Source data:
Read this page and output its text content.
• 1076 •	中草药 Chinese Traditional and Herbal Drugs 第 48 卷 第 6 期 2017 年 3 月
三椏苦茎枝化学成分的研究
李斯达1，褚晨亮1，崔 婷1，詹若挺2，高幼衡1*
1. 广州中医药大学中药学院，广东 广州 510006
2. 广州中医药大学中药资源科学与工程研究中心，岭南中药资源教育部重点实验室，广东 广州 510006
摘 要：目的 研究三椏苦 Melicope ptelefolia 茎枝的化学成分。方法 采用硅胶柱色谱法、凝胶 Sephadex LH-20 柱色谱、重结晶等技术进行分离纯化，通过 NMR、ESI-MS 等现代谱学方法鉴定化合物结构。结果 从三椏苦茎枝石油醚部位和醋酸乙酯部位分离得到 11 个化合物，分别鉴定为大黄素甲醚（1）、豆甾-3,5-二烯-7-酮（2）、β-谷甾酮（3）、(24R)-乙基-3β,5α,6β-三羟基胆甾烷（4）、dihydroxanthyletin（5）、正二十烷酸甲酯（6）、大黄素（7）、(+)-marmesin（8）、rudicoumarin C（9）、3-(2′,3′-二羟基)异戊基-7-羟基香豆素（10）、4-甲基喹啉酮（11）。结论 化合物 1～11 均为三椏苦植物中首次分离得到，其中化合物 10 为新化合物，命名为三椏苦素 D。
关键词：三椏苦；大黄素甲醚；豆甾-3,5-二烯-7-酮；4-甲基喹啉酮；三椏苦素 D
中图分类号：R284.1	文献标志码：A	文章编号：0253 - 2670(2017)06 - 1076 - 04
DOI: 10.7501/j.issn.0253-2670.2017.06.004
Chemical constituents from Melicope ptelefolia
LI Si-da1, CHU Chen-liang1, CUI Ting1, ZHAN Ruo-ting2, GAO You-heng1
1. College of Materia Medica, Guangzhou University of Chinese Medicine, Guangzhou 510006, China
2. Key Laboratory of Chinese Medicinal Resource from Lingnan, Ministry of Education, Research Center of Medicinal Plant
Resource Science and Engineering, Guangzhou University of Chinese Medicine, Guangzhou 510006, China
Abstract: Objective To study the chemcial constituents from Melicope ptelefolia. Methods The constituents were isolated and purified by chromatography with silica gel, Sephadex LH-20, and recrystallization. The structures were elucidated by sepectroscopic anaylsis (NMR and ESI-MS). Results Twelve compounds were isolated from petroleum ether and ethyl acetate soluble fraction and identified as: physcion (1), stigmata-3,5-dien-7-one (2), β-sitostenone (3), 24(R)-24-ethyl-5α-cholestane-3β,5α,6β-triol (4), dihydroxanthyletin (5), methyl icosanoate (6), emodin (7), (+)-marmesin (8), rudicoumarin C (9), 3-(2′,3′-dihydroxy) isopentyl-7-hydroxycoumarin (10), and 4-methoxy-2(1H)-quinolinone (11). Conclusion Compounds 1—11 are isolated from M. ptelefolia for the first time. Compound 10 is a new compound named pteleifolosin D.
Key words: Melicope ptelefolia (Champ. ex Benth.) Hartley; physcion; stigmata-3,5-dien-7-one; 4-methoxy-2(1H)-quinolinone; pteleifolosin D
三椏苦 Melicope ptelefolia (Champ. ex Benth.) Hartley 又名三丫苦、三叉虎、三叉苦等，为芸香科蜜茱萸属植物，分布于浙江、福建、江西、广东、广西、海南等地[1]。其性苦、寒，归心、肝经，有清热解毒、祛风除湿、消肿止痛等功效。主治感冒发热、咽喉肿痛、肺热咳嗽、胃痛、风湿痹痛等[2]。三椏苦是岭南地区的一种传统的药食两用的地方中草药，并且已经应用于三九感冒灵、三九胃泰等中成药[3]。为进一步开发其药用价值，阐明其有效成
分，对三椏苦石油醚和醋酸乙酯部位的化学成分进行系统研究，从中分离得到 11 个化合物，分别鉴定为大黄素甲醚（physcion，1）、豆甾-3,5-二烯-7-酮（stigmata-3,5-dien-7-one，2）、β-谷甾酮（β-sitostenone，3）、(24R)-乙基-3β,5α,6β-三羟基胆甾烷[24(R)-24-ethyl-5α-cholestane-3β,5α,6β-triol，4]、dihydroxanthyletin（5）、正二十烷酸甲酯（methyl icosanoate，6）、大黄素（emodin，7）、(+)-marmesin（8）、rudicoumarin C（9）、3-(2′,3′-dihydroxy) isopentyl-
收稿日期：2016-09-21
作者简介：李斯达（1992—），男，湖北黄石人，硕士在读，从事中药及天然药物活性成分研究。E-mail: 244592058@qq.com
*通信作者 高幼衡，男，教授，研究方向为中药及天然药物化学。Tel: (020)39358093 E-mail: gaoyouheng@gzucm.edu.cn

§ INSTRUCTIONS FOR THE TASK
Write the material out again in its entirety, exactly as shown.

§ OUTPUT FOR THIS EXERCISE
Read this page and output its text content.
• 1076 •	中草药 Chinese Traditional and Herbal Drugs 第 48 卷 第 6 期 2017 年 3 月
三椏苦茎枝化学成分的研究
李斯达1，褚晨亮1，崔 婷1，詹若挺2，高幼衡1*
1. 广州中医药大学中药学院，广东 广州 510006
2. 广州中医药大学中药资源科学与工程研究中心，岭南中药资源教育部重点实验室，广东 广州 510006
摘 要：目的 研究三椏苦 Melicope ptelefolia 茎枝的化学成分。方法 采用硅胶柱色谱法、凝胶 Sephadex LH-20 柱色谱、重结晶等技术进行分离纯化，通过 NMR、ESI-MS 等现代谱学方法鉴定化合物结构。结果 从三椏苦茎枝石油醚部位和醋酸乙酯部位分离得到 11 个化合物，分别鉴定为大黄素甲醚（1）、豆甾-3,5-二烯-7-酮（2）、β-谷甾酮（3）、(24R)-乙基-3β,5α,6β-三羟基胆甾烷（4）、dihydroxanthyletin（5）、正二十烷酸甲酯（6）、大黄素（7）、(+)-marmesin（8）、rudicoumarin C（9）、3-(2′,3′-二羟基)异戊基-7-羟基香豆素（10）、4-甲基喹啉酮（11）。结论 化合物 1～11 均为三椏苦植物中首次分离得到，其中化合物 10 为新化合物，命名为三椏苦素 D。
关键词：三椏苦；大黄素甲醚；豆甾-3,5-二烯-7-酮；4-甲基喹啉酮；三椏苦素 D
中图分类号：R284.1	文献标志码：A	文章编号：0253 - 2670(2017)06 - 1076 - 04
DOI: 10.7501/j.issn.0253-2670.2017.06.004
Chemical constituents from Melicope ptelefolia
LI Si-da1, CHU Chen-liang1, CUI Ting1, ZHAN Ruo-ting2, GAO You-heng1
1. College of Materia Medica, Guangzhou University of Chinese Medicine, Guangzhou 510006, China
2. Key Laboratory of Chinese Medicinal Resource from Lingnan, Ministry of Education, Research Center of Medicinal Plant
Resource Science and Engineering, Guangzhou University of Chinese Medicine, Guangzhou 510006, China
Abstract: Objective To study the chemcial constituents from Melicope ptelefolia. Methods The constituents were isolated and purified by chromatography with silica gel, Sephadex LH-20, and recrystallization. The structures were elucidated by sepectroscopic anaylsis (NMR and ESI-MS). Results Twelve compounds were isolated from petroleum ether and ethyl acetate soluble fraction and identified as: physcion (1), stigmata-3,5-dien-7-one (2), β-sitostenone (3), 24(R)-24-ethyl-5α-cholestane-3β,5α,6β-triol (4), dihydroxanthyletin (5), methyl icosanoate (6), emodin (7), (+)-marmesin (8), rudicoumarin C (9), 3-(2′,3′-dihydroxy) isopentyl-7-hydroxycoumarin (10), and 4-methoxy-2(1H)-quinolinone (11). Conclusion Compounds 1—11 are isolated from M. ptelefolia for the first time. Compound 10 is a new compound named pteleifolosin D.
Key words: Melicope ptelefolia (Champ. ex Benth.) Hartley; physcion; stigmata-3,5-dien-7-one; 4-methoxy-2(1H)-quinolinone; pteleifolosin D
三椏苦 Melicope ptelefolia (Champ. ex Benth.) Hartley 又名三丫苦、三叉虎、三叉苦等，为芸香科蜜茱萸属植物，分布于浙江、福建、江西、广东、广西、海南等地[1]。其性苦、寒，归心、肝经，有清热解毒、祛风除湿、消肿止痛等功效。主治感冒发热、咽喉肿痛、肺热咳嗽、胃痛、风湿痹痛等[2]。三椏苦是岭南地区的一种传统的药食两用的地方中草药，并且已经应用于三九感冒灵、三九胃泰等中成药[3]。为进一步开发其药用价值，阐明其有效成
分，对三椏苦石油醚和醋酸乙酯部位的化学成分进行系统研究，从中分离得到 11 个化合物，分别鉴定为大黄素甲醚（physcion，1）、豆甾-3,5-二烯-7-酮（stigmata-3,5-dien-7-one，2）、β-谷甾酮（β-sitostenone，3）、(24R)-乙基-3β,5α,6β-三羟基胆甾烷[24(R)-24-ethyl-5α-cholestane-3β,5α,6β-triol，4]、dihydroxanthyletin（5）、正二十烷酸甲酯（methyl icosanoate，6）、大黄素（emodin，7）、(+)-marmesin（8）、rudicoumarin C（9）、3-(2′,3′-dihydroxy) isopentyl-
收稿日期：2016-09-21
作者简介：李斯达（1992—），男，湖北黄石人，硕士在读，从事中药及天然药物活性成分研究。E-mail: 244592058@qq.com
*通信作者 高幼衡，男，教授，研究方向为中药及天然药物化学。Tel: (020)39358093 E-mail: gaoyouheng@gzucm.edu.cn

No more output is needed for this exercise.